◆ **QUOTED PASSAGE**

-*-

Why Agentic AI Is a Developer's New Ally, Not AdversaryWhy Agentic AI Is a Developer's New Ally, Not Adversary
Agentic AI could transform software development workflows by automating complex tasks while keeping developers firmly in the driver's seat.

If you're a software developer, it can be easy to feel gloomy these days about AI — not least because generative AI arguably presents a threat to the jobs of at least some coders.
But a newer type of AI technology — agentic AI — should give developers less reason to worry. Agentic AI tools offer opportunities to boost the efficiency of software development workflows and automate some of developers' most tedious tasks in ways that generative AI alone cannot.
To prove the point, here's a look at how agentic AI could impact software development.
What Is Agentic AI?
Agentic AI is the use of AI-powered software agents to carry out complex tasks. Most agentic AI systems allow humans to describe what they want to happen using natural language. Then, AI agents complete the task automatically.
Behind the scenes, agentic AI systems are powered by large language models (LLMs), the same AI technology that enables generative AI platforms like ChatGPT and GitHub Copilot. But instead of merely generating code, text, or other content, as classical generative AI does, agentic AI uses LLMs to interpret requests and determine how to respond.
Actually taking action in response to human requests usually requires agentic AI systems to integrate with tools that can execute commands, manage data, and so on. This is usually done by creating "servers" (to use the terminology employed by the Model Context Protocol, or MCP, an increasingly popular framework for developing agentic AI technology) that carry out instructions provided by AI agents and LLMs.

Agentic AI offers developers a way to automate complex tasks using natural language commands rather than just generating code. Source: Alamy
Use Cases for Agentic AI in Software Development
Because agentic AI can complete complex workflows rather than simply generating content, it opens the door to a variety of AI-assisted use cases in software development that extend far beyond writing code — which, to date, has been the main way that software developers have leveraged AI.
For example, consider the following potential ways to use agentic AI in software development:
Automatically finding and fixing suboptimal code: Developers could submit a prompt like "find and fix performance bottlenecks in this code."
Executing automated tests: A query such as "write and run automated tests to validate the integration of my code" could speed up software testing and QA.
Deploying CI/CD integrations: Instead of manually deploying CI/CD tools, integrations, or add-ons, developers could use agentic AI to explain what they want to happen and then let AI do it for them.
Automated application deployment: By using natural language to identify an application release and a target deployment environment, developers could automatically deploy an app.
To be sure, software developers can complete — and, in many cases, partially automate — tasks like these without the use of AI. It's not that hard to write a script that automatically deploys an application, for example. But agentic AI eliminates the need to spell out instructions or carry out manual actions entirely. With just a sentence or two, developers can prompt AI to perform complex, multi-step tasks.

-*-

◆ **SUPPLIED ENTRIES**
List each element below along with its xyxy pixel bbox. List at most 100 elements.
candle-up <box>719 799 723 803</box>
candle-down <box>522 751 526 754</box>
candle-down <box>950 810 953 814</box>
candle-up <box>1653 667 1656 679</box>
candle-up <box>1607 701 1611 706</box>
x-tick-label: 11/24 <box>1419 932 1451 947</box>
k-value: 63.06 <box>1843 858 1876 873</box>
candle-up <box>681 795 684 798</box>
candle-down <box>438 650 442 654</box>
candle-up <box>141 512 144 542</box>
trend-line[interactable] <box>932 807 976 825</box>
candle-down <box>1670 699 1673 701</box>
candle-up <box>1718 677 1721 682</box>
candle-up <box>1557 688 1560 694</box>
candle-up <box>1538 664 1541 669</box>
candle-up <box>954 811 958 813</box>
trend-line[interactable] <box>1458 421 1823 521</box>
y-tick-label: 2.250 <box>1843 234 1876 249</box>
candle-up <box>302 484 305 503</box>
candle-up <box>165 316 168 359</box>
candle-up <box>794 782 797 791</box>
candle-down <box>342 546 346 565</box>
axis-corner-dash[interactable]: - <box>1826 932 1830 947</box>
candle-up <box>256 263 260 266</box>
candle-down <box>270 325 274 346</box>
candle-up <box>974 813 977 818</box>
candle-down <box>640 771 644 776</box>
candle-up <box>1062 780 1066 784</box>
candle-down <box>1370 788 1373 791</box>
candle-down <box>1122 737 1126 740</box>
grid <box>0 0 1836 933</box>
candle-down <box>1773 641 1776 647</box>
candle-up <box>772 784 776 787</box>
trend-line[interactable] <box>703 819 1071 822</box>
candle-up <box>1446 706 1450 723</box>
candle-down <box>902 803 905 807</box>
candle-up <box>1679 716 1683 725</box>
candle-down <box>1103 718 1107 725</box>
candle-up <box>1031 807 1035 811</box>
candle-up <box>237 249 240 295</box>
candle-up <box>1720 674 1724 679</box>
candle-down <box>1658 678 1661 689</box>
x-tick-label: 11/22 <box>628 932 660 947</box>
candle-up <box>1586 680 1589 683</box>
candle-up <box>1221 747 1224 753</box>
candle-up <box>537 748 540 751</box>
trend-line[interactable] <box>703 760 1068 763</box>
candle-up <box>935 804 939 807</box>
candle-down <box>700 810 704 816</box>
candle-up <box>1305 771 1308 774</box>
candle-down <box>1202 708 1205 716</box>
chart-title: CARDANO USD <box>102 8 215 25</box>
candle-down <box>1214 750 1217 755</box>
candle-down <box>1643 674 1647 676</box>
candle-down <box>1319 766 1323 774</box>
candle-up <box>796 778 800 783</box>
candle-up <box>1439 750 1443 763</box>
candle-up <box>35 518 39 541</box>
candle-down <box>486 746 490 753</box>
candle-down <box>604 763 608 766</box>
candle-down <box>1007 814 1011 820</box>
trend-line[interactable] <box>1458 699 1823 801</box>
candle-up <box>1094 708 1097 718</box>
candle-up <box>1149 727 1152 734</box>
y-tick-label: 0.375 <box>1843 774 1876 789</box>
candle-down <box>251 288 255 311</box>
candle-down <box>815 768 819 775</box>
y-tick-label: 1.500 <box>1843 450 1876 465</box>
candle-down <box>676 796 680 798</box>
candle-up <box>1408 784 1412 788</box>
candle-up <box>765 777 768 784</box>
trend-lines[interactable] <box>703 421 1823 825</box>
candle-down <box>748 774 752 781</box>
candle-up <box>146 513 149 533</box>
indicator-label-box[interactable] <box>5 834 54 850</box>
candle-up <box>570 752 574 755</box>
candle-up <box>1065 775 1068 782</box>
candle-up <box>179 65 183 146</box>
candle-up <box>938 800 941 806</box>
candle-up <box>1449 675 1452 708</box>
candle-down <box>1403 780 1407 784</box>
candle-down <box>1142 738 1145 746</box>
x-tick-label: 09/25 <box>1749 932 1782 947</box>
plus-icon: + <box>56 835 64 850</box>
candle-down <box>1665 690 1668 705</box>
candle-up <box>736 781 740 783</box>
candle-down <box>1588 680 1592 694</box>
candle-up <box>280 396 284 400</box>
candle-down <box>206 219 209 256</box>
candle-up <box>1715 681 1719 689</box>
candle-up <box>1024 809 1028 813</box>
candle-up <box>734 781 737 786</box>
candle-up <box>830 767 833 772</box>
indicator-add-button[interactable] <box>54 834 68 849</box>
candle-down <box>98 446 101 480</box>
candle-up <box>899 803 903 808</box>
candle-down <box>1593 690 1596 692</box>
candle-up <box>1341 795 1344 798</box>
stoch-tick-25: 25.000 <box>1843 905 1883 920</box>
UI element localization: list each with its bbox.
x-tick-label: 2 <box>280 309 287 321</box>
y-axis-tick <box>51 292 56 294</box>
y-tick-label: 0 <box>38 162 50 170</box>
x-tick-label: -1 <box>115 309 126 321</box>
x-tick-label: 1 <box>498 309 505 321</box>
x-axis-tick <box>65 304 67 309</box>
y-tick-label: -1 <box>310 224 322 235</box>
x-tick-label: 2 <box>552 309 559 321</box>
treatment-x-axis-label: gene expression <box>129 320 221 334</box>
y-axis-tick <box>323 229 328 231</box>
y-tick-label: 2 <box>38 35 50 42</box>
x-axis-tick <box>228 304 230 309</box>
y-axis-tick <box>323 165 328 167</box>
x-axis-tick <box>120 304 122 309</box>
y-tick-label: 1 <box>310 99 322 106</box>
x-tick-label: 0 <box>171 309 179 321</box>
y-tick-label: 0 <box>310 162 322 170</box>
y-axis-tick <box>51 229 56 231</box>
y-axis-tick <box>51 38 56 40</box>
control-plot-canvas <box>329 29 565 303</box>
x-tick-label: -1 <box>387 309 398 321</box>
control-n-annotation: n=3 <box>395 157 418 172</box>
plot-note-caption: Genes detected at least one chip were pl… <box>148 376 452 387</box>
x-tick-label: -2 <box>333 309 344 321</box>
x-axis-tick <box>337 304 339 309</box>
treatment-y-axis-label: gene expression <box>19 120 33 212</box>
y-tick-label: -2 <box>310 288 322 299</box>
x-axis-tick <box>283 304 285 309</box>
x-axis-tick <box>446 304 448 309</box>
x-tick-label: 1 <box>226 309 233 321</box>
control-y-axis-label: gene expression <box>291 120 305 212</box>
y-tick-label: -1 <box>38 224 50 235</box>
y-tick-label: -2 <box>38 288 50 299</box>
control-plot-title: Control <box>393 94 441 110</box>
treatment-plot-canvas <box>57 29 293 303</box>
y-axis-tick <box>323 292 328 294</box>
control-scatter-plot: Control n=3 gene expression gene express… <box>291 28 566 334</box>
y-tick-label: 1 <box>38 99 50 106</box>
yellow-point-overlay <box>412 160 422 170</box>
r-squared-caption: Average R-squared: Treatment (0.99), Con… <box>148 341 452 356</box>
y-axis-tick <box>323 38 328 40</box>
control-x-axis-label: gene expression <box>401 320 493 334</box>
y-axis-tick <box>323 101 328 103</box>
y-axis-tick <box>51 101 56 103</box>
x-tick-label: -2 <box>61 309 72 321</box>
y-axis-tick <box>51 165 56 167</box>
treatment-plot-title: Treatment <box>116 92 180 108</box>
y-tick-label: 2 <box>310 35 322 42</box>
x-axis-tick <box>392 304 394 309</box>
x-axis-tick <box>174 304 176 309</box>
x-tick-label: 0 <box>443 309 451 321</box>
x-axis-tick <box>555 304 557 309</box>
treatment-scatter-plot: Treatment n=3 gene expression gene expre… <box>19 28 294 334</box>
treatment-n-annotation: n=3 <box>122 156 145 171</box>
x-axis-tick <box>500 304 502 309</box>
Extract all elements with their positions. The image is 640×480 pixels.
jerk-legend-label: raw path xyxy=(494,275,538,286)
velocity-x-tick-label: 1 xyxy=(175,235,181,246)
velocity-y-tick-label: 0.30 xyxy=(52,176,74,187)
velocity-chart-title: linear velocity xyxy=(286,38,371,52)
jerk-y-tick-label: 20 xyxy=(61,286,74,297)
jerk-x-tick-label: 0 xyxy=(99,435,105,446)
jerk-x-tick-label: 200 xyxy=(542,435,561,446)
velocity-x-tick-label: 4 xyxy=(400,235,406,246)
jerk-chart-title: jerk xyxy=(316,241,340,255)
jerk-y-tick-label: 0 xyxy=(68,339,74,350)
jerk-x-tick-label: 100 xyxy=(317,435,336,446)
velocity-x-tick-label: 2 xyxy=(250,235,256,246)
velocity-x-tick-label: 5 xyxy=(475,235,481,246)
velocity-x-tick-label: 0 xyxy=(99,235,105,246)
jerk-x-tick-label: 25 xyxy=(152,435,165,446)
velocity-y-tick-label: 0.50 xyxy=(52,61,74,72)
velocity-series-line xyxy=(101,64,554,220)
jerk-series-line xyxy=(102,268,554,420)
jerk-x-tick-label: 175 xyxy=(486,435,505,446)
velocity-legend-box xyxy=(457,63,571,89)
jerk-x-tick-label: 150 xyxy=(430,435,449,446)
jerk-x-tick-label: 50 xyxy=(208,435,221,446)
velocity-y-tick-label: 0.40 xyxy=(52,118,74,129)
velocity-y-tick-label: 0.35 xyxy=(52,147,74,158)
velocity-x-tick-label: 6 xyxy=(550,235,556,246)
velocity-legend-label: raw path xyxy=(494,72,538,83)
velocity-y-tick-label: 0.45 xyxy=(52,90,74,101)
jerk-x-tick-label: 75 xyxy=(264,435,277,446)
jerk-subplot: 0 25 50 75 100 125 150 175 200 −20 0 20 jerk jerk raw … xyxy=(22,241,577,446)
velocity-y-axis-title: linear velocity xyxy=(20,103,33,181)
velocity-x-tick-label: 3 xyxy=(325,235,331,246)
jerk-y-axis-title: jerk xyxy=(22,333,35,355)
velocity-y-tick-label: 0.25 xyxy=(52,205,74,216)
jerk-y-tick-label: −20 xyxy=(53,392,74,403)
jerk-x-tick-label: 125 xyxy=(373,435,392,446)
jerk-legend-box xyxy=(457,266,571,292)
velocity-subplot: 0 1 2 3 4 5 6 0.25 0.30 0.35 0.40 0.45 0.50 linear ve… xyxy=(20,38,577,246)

-*-

◆ **TO DO**
Could you rewrite the paragraph in the agentic AI article that begins "To be sure, software developers" as a short list that keeps its main facts?

◆ **WORKED SOLUTION**
- Developers can already do tasks like these without AI, and can often partly automate them. For example, writing a script that deploys an application automatically isn't hard.
- Agentic AI removes the need to spell out instructions or perform manual actions at all.
- A prompt of a sentence or two is enough for AI to carry out complex, multi-step tasks.